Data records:
■ ■ ■ ■
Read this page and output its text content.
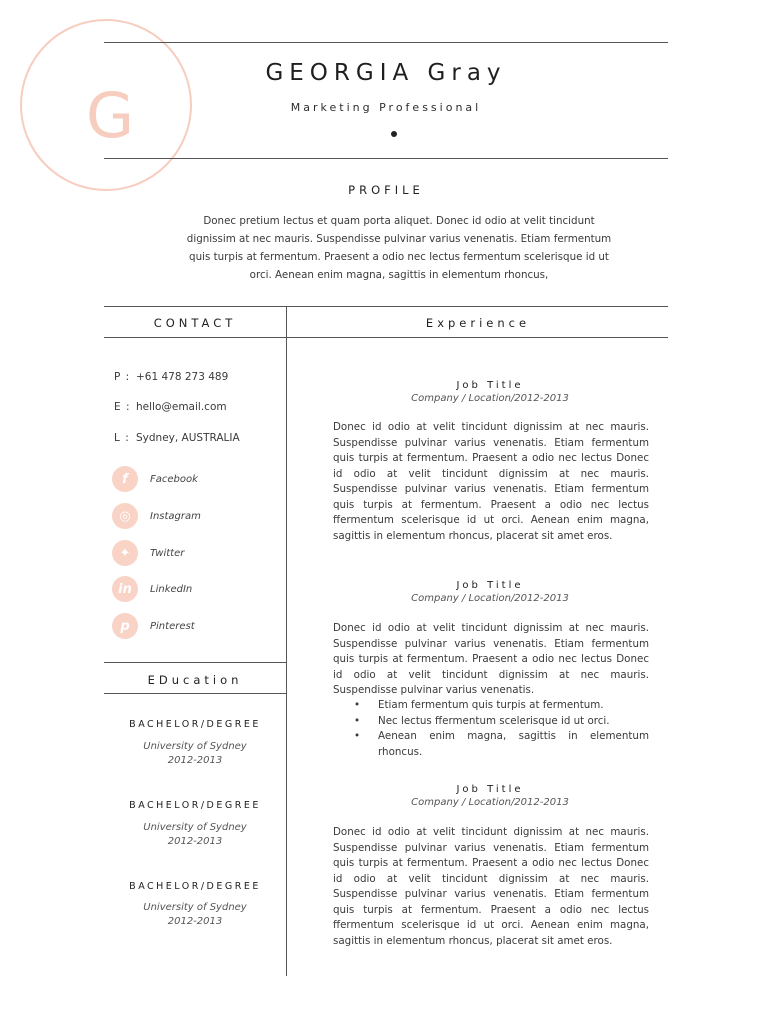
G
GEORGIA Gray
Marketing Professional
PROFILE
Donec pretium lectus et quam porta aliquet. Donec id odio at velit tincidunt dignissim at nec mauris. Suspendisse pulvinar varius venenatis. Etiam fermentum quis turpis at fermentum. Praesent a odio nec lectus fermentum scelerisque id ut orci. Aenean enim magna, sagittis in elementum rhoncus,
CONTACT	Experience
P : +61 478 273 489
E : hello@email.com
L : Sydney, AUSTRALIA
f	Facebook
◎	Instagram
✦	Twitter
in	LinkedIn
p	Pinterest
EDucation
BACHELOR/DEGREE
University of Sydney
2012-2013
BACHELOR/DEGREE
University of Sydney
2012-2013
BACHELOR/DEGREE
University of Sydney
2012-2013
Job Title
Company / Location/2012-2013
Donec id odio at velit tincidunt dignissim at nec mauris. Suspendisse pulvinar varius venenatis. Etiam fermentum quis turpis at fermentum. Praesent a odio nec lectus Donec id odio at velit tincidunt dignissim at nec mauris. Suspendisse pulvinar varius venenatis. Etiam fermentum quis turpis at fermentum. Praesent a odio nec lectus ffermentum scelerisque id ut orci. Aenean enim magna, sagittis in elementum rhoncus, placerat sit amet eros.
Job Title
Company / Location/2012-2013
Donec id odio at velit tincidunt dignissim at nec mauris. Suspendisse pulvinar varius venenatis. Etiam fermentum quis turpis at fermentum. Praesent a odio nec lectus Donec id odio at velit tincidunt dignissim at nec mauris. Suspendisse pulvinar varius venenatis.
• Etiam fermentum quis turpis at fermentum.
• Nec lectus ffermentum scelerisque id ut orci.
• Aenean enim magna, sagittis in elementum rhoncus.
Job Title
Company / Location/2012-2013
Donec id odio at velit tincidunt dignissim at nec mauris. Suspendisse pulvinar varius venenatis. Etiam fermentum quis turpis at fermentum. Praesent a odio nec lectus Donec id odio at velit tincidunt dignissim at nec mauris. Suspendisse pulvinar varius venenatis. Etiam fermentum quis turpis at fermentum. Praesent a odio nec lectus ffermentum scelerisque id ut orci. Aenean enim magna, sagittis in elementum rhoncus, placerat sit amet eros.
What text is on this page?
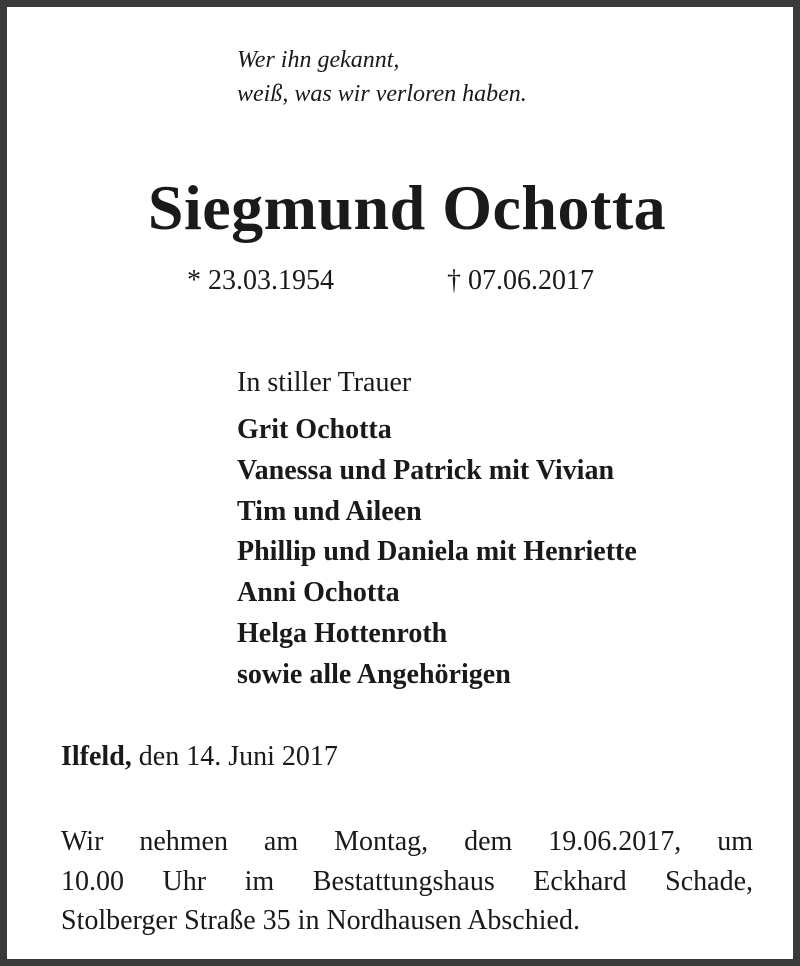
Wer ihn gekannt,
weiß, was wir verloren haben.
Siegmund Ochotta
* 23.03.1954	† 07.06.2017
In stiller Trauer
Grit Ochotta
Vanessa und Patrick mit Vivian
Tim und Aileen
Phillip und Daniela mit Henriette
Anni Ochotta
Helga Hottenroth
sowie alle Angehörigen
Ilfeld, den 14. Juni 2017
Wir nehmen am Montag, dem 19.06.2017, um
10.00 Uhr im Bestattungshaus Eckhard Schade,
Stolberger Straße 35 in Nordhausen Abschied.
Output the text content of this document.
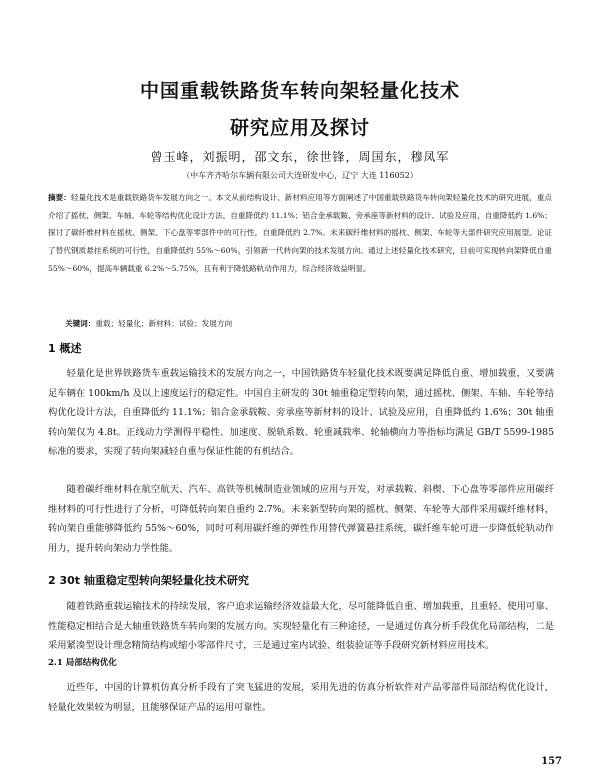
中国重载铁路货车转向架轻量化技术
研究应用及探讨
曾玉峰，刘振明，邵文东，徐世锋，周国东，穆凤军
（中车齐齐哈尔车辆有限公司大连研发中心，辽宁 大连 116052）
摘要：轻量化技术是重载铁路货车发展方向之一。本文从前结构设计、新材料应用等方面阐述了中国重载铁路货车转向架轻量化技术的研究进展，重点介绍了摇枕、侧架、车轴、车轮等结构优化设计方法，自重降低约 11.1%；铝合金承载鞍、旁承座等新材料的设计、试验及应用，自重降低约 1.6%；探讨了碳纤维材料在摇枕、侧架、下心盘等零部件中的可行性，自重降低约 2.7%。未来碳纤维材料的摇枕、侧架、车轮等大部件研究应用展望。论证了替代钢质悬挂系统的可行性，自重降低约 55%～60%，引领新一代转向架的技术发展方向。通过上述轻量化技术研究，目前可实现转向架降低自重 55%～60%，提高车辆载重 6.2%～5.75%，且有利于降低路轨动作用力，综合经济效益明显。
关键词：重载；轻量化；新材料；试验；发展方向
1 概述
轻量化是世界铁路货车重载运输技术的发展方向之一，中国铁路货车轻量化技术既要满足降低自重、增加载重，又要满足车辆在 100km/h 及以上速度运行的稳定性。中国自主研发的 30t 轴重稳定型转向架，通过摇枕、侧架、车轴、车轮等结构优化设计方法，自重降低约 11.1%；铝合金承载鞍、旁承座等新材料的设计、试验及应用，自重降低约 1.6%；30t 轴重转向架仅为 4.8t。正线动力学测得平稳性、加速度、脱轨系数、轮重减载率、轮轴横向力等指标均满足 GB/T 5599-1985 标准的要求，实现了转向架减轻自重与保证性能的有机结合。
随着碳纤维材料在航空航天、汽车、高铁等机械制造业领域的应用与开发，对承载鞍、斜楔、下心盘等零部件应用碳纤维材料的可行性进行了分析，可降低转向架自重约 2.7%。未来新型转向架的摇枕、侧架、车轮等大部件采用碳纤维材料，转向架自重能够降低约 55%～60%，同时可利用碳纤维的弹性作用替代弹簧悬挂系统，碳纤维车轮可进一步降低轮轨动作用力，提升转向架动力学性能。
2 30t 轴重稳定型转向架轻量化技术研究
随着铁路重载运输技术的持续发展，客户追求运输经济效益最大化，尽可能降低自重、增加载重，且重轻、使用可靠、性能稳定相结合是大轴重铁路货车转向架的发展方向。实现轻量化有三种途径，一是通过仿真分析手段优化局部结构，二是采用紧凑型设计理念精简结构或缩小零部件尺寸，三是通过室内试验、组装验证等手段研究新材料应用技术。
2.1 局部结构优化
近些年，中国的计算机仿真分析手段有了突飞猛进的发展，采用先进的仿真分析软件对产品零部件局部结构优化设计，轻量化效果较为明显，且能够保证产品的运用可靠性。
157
■ ■ ■ ■
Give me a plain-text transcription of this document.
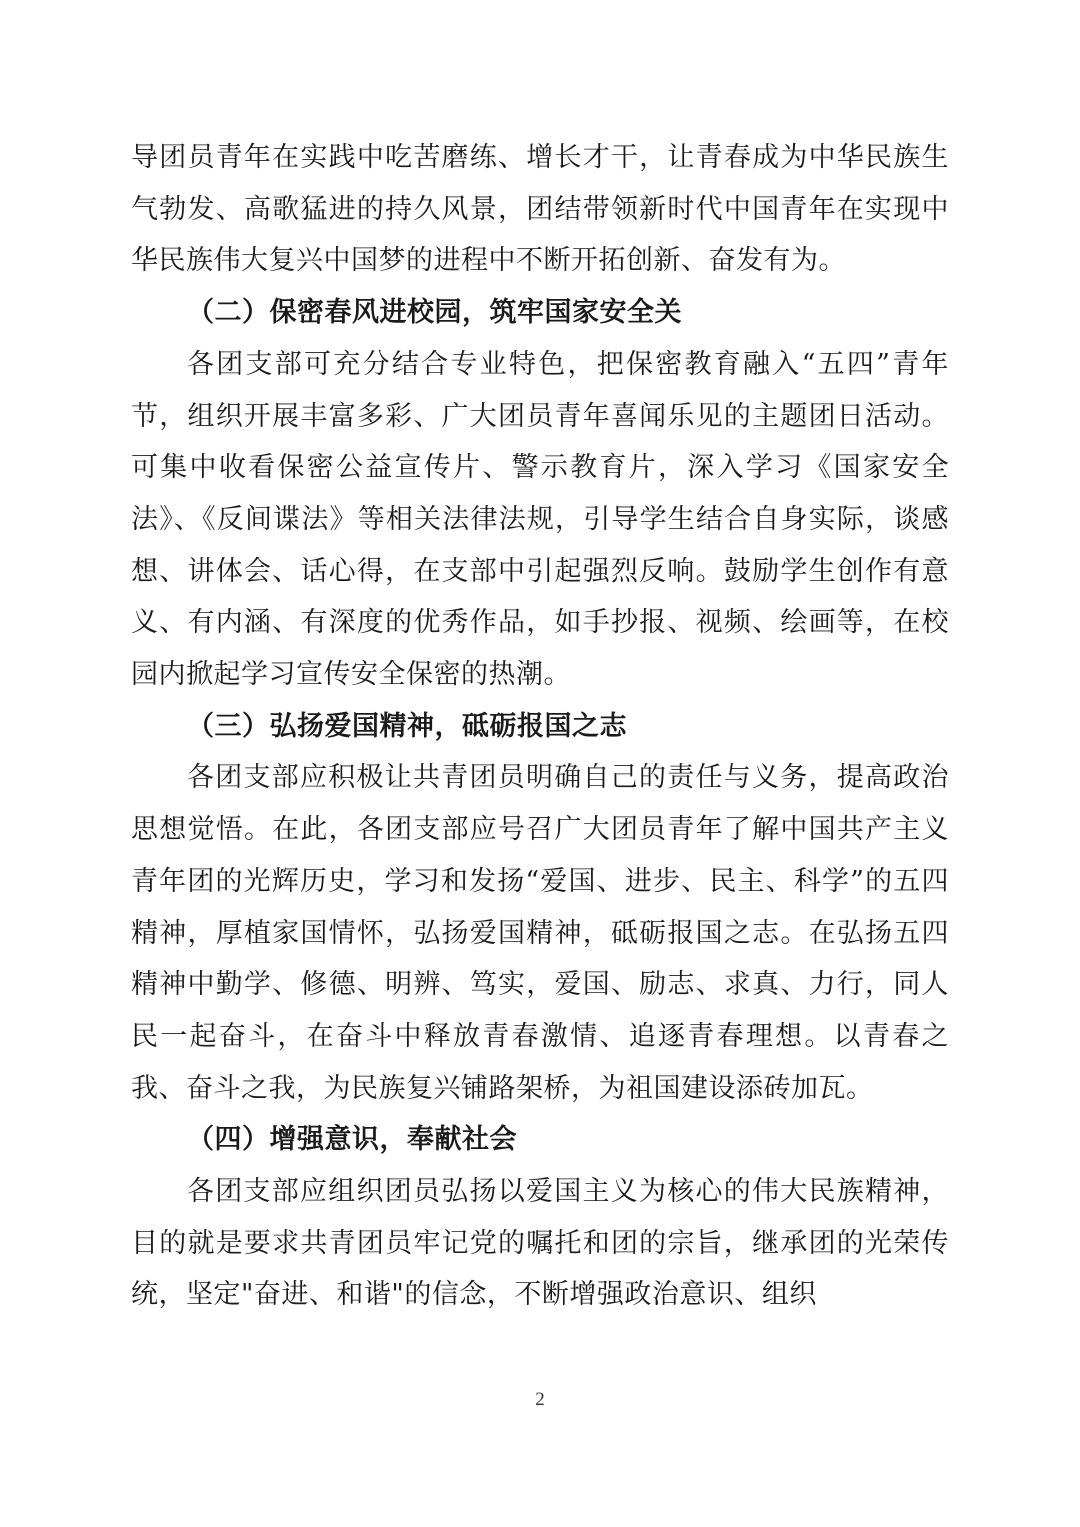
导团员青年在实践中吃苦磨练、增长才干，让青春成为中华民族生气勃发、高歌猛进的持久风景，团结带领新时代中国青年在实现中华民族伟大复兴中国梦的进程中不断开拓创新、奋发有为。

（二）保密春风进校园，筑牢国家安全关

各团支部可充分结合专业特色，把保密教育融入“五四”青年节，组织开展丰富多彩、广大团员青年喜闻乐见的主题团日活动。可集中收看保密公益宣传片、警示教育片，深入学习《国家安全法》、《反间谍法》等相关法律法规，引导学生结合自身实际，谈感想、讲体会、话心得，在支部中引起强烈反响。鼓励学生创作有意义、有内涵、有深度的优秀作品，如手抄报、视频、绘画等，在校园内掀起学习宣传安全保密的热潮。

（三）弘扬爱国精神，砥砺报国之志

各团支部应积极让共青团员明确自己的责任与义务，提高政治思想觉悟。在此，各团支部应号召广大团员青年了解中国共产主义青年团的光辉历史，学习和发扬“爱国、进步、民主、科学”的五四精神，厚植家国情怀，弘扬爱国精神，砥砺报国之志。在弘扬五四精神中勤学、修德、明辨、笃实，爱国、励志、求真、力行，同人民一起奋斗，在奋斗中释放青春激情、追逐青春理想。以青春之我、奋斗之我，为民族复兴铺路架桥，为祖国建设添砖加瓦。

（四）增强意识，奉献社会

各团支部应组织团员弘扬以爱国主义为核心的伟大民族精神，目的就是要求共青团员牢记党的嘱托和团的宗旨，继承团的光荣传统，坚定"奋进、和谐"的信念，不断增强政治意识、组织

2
■ ■ ■ ■
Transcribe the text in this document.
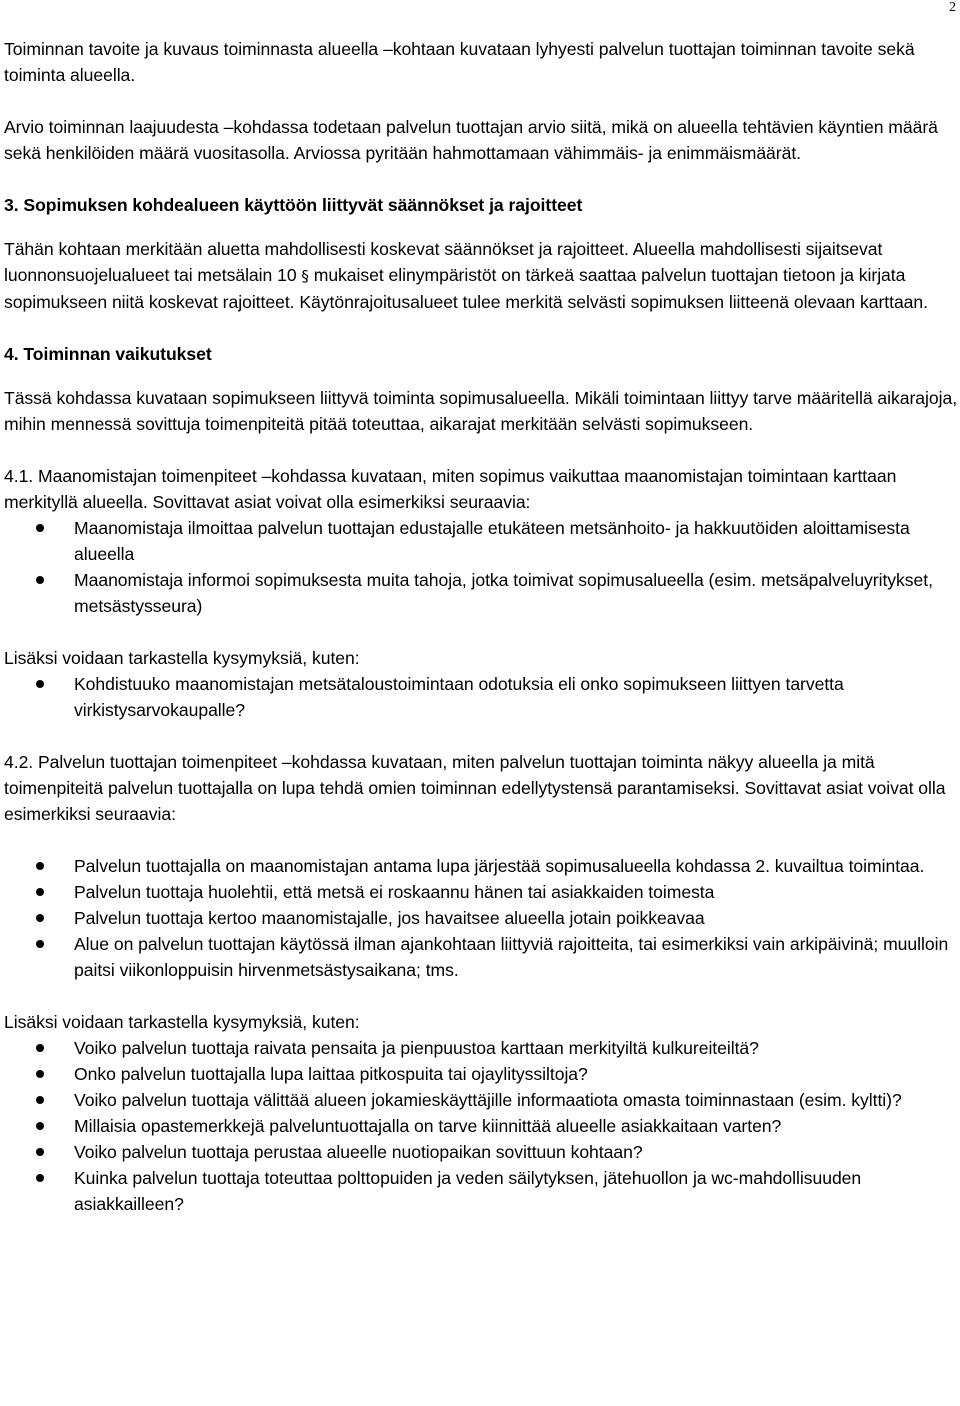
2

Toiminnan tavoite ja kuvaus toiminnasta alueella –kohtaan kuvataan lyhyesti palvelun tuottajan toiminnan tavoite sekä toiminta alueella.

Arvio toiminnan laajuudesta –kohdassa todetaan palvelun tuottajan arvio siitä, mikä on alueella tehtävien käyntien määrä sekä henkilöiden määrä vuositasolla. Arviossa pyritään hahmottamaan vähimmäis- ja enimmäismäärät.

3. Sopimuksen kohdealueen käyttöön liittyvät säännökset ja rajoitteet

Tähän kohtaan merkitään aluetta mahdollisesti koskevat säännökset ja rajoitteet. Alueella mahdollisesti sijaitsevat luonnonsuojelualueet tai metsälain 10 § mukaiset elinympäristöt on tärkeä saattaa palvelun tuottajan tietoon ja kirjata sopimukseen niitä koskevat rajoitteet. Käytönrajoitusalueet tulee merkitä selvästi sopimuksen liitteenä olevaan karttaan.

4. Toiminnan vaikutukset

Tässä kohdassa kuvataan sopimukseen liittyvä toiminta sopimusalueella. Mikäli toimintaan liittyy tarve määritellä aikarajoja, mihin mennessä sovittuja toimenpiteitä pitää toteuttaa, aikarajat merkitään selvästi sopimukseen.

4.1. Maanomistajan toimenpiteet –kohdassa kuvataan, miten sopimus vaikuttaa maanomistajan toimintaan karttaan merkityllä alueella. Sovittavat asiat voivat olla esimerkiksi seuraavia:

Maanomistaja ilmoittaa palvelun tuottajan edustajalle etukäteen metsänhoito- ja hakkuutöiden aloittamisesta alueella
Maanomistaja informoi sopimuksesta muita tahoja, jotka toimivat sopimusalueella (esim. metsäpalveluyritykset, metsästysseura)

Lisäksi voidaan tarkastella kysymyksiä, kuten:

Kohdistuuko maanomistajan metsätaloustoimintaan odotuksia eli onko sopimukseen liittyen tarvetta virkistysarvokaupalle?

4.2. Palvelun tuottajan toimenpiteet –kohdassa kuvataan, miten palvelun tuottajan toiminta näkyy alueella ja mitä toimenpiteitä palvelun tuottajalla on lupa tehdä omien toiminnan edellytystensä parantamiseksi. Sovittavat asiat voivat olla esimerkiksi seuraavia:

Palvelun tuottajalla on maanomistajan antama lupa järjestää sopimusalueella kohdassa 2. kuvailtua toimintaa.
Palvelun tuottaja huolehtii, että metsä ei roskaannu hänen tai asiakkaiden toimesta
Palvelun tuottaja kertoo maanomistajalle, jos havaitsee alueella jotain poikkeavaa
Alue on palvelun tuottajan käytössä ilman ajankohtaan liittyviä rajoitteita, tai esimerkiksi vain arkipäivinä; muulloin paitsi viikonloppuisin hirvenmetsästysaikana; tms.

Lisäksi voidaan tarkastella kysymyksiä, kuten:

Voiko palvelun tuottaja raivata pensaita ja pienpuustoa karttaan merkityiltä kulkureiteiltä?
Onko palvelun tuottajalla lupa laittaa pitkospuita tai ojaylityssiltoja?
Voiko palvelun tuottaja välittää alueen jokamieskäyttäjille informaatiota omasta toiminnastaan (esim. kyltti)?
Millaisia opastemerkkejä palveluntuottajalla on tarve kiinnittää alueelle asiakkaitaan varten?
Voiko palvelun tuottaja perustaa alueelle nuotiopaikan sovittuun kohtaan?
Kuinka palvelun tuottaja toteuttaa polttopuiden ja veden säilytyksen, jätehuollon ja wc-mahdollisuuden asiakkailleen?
■ ■ ■ ■
## GOAL OF THE EXERCISE
Pull out each line of the entries that contains "content".

## EXERCISE RESPONSE
Read this page and output its text content.
Output the text content of this document.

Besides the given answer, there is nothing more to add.